Task brief: Transcribe the records that follow exactly. Skip the pictures.

Source material:
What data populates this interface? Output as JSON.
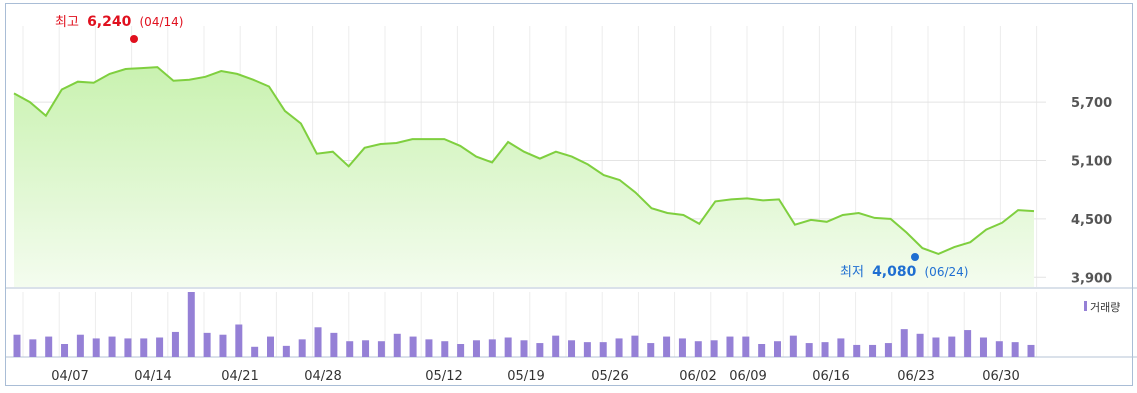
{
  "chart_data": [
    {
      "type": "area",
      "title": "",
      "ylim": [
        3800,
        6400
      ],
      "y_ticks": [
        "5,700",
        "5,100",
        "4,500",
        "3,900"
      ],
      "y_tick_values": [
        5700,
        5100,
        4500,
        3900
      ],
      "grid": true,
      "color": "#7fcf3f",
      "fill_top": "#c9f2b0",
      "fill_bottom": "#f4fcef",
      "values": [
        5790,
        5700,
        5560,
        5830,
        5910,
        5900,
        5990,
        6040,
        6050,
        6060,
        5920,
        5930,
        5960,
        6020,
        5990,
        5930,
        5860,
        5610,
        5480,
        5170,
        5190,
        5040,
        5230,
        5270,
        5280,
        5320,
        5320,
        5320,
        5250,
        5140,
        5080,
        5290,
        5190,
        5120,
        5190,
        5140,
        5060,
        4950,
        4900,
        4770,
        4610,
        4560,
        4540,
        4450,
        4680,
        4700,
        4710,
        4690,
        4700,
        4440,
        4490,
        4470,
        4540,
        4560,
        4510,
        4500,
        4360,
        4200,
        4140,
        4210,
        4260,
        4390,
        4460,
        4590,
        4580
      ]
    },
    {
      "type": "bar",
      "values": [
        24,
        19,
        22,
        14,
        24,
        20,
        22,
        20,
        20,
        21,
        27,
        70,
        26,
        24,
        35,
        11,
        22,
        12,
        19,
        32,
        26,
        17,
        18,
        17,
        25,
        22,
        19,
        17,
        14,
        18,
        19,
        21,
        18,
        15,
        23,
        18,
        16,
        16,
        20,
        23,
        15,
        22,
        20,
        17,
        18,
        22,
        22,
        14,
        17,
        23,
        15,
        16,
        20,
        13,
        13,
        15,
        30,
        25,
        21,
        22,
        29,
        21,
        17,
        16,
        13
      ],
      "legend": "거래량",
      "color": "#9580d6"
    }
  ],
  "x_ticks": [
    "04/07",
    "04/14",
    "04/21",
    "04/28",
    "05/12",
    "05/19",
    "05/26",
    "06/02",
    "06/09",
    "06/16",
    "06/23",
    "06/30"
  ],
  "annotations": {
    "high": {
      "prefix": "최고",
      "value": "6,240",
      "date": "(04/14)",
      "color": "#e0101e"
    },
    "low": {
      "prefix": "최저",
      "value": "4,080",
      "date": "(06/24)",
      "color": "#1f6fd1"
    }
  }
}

Response:
What data populates this interface? Output as JSON.
{
  "chart_data": [
    {
      "type": "area",
      "title": "",
      "ylim": [
        3800,
        6400
      ],
      "y_ticks": [
        "5,700",
        "5,100",
        "4,500",
        "3,900"
      ],
      "y_tick_values": [
        5700,
        5100,
        4500,
        3900
      ],
      "grid": true,
      "color": "#7fcf3f",
      "fill_top": "#c9f2b0",
      "fill_bottom": "#f4fcef",
      "values": [
        5790,
        5700,
        5560,
        5830,
        5910,
        5900,
        5990,
        6040,
        6050,
        6060,
        5920,
        5930,
        5960,
        6020,
        5990,
        5930,
        5860,
        5610,
        5480,
        5170,
        5190,
        5040,
        5230,
        5270,
        5280,
        5320,
        5320,
        5320,
        5250,
        5140,
        5080,
        5290,
        5190,
        5120,
        5190,
        5140,
        5060,
        4950,
        4900,
        4770,
        4610,
        4560,
        4540,
        4450,
        4680,
        4700,
        4710,
        4690,
        4700,
        4440,
        4490,
        4470,
        4540,
        4560,
        4510,
        4500,
        4360,
        4200,
        4140,
        4210,
        4260,
        4390,
        4460,
        4590,
        4580
      ]
    },
    {
      "type": "bar",
      "values": [
        24,
        19,
        22,
        14,
        24,
        20,
        22,
        20,
        20,
        21,
        27,
        70,
        26,
        24,
        35,
        11,
        22,
        12,
        19,
        32,
        26,
        17,
        18,
        17,
        25,
        22,
        19,
        17,
        14,
        18,
        19,
        21,
        18,
        15,
        23,
        18,
        16,
        16,
        20,
        23,
        15,
        22,
        20,
        17,
        18,
        22,
        22,
        14,
        17,
        23,
        15,
        16,
        20,
        13,
        13,
        15,
        30,
        25,
        21,
        22,
        29,
        21,
        17,
        16,
        13
      ],
      "legend": "거래량",
      "color": "#9580d6"
    }
  ],
  "x_ticks": [
    "04/07",
    "04/14",
    "04/21",
    "04/28",
    "05/12",
    "05/19",
    "05/26",
    "06/02",
    "06/09",
    "06/16",
    "06/23",
    "06/30"
  ],
  "annotations": {
    "high": {
      "prefix": "최고",
      "value": "6,240",
      "date": "(04/14)",
      "color": "#e0101e"
    },
    "low": {
      "prefix": "최저",
      "value": "4,080",
      "date": "(06/24)",
      "color": "#1f6fd1"
    }
  }
}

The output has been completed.